— Begin —

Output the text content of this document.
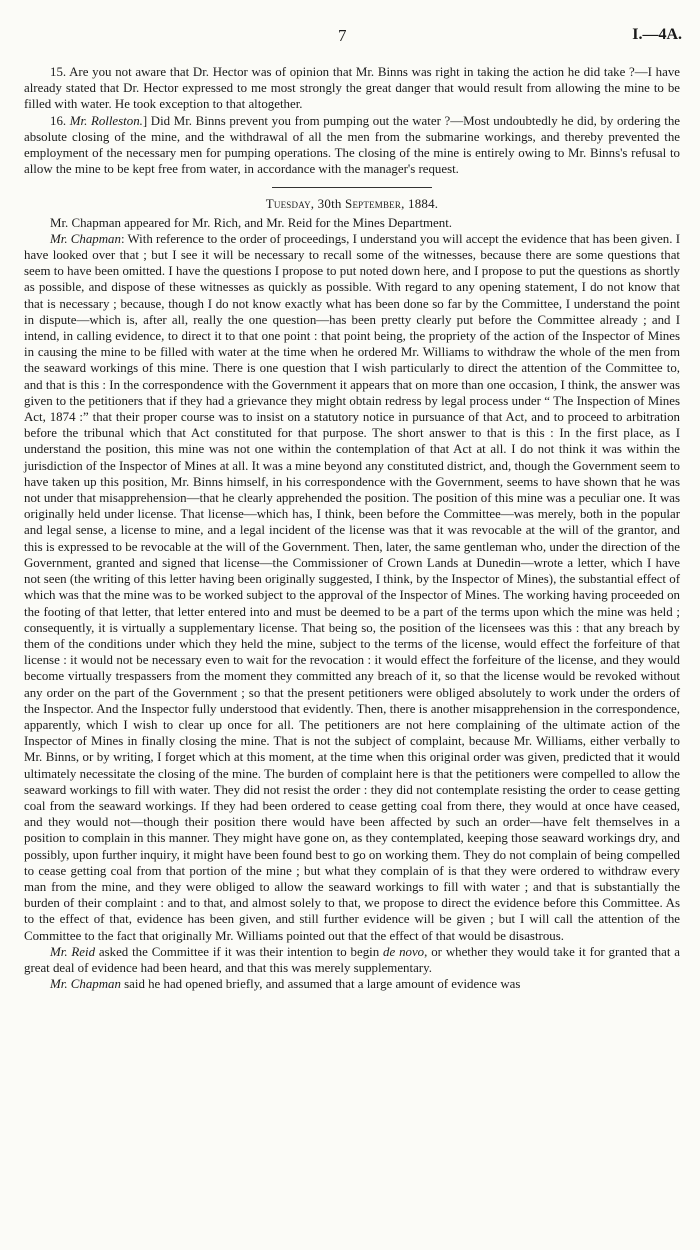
7	I.—4A.

15. Are you not aware that Dr. Hector was of opinion that Mr. Binns was right in taking the action he did take ?—I have already stated that Dr. Hector expressed to me most strongly the great danger that would result from allowing the mine to be filled with water. He took exception to that altogether.

16. Mr. Rolleston.] Did Mr. Binns prevent you from pumping out the water ?—Most undoubtedly he did, by ordering the absolute closing of the mine, and the withdrawal of all the men from the submarine workings, and thereby prevented the employment of the necessary men for pumping operations. The closing of the mine is entirely owing to Mr. Binns's refusal to allow the mine to be kept free from water, in accordance with the manager's request.

Tuesday, 30th September, 1884.

Mr. Chapman appeared for Mr. Rich, and Mr. Reid for the Mines Department.

Mr. Chapman: With reference to the order of proceedings, I understand you will accept the evidence that has been given. I have looked over that ; but I see it will be necessary to recall some of the witnesses, because there are some questions that seem to have been omitted. I have the questions I propose to put noted down here, and I propose to put the questions as shortly as possible, and dispose of these witnesses as quickly as possible. With regard to any opening statement, I do not know that that is necessary ; because, though I do not know exactly what has been done so far by the Committee, I understand the point in dispute—which is, after all, really the one question—has been pretty clearly put before the Committee already ; and I intend, in calling evidence, to direct it to that one point : that point being, the propriety of the action of the Inspector of Mines in causing the mine to be filled with water at the time when he ordered Mr. Williams to withdraw the whole of the men from the seaward workings of this mine. There is one question that I wish particularly to direct the attention of the Committee to, and that is this : In the correspondence with the Government it appears that on more than one occasion, I think, the answer was given to the petitioners that if they had a grievance they might obtain redress by legal process under “ The Inspection of Mines Act, 1874 :” that their proper course was to insist on a statutory notice in pursuance of that Act, and to proceed to arbitration before the tribunal which that Act constituted for that purpose. The short answer to that is this : In the first place, as I understand the position, this mine was not one within the contemplation of that Act at all. I do not think it was within the jurisdiction of the Inspector of Mines at all. It was a mine beyond any constituted district, and, though the Government seem to have taken up this position, Mr. Binns himself, in his correspondence with the Government, seems to have shown that he was not under that misapprehension—that he clearly apprehended the position. The position of this mine was a peculiar one. It was originally held under license. That license—which has, I think, been before the Committee—was merely, both in the popular and legal sense, a license to mine, and a legal incident of the license was that it was revocable at the will of the grantor, and this is expressed to be revocable at the will of the Government. Then, later, the same gentleman who, under the direction of the Government, granted and signed that license—the Commissioner of Crown Lands at Dunedin—wrote a letter, which I have not seen (the writing of this letter having been originally suggested, I think, by the Inspector of Mines), the substantial effect of which was that the mine was to be worked subject to the approval of the Inspector of Mines. The working having proceeded on the footing of that letter, that letter entered into and must be deemed to be a part of the terms upon which the mine was held ; consequently, it is virtually a supplementary license. That being so, the position of the licensees was this : that any breach by them of the conditions under which they held the mine, subject to the terms of the license, would effect the forfeiture of that license : it would not be necessary even to wait for the revocation : it would effect the forfeiture of the license, and they would become virtually trespassers from the moment they committed any breach of it, so that the license would be revoked without any order on the part of the Government ; so that the present petitioners were obliged absolutely to work under the orders of the Inspector. And the Inspector fully understood that evidently. Then, there is another misapprehension in the correspondence, apparently, which I wish to clear up once for all. The petitioners are not here complaining of the ultimate action of the Inspector of Mines in finally closing the mine. That is not the subject of complaint, because Mr. Williams, either verbally to Mr. Binns, or by writing, I forget which at this moment, at the time when this original order was given, predicted that it would ultimately necessitate the closing of the mine. The burden of complaint here is that the petitioners were compelled to allow the seaward workings to fill with water. They did not resist the order : they did not contemplate resisting the order to cease getting coal from the seaward workings. If they had been ordered to cease getting coal from there, they would at once have ceased, and they would not—though their position there would have been affected by such an order—have felt themselves in a position to complain in this manner. They might have gone on, as they contemplated, keeping those seaward workings dry, and possibly, upon further inquiry, it might have been found best to go on working them. They do not complain of being compelled to cease getting coal from that portion of the mine ; but what they complain of is that they were ordered to withdraw every man from the mine, and they were obliged to allow the seaward workings to fill with water ; and that is substantially the burden of their complaint : and to that, and almost solely to that, we propose to direct the evidence before this Committee. As to the effect of that, evidence has been given, and still further evidence will be given ; but I will call the attention of the Committee to the fact that originally Mr. Williams pointed out that the effect of that would be disastrous.

Mr. Reid asked the Committee if it was their intention to begin de novo, or whether they would take it for granted that a great deal of evidence had been heard, and that this was merely supplementary.

Mr. Chapman said he had opened briefly, and assumed that a large amount of evidence was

— End —

> _Aim of the exercise_: Go through the listing above and locate each line that holds the word "Reid". Copy those lines.

> _The output_:
Mr. Chapman appeared for Mr. Rich, and Mr. Reid for the Mines Department.
Mr. Reid asked the Committee if it was their intention to begin de novo, or whether they would take it for granted that a great deal of evidence had been heard, and that this was merely supplementary.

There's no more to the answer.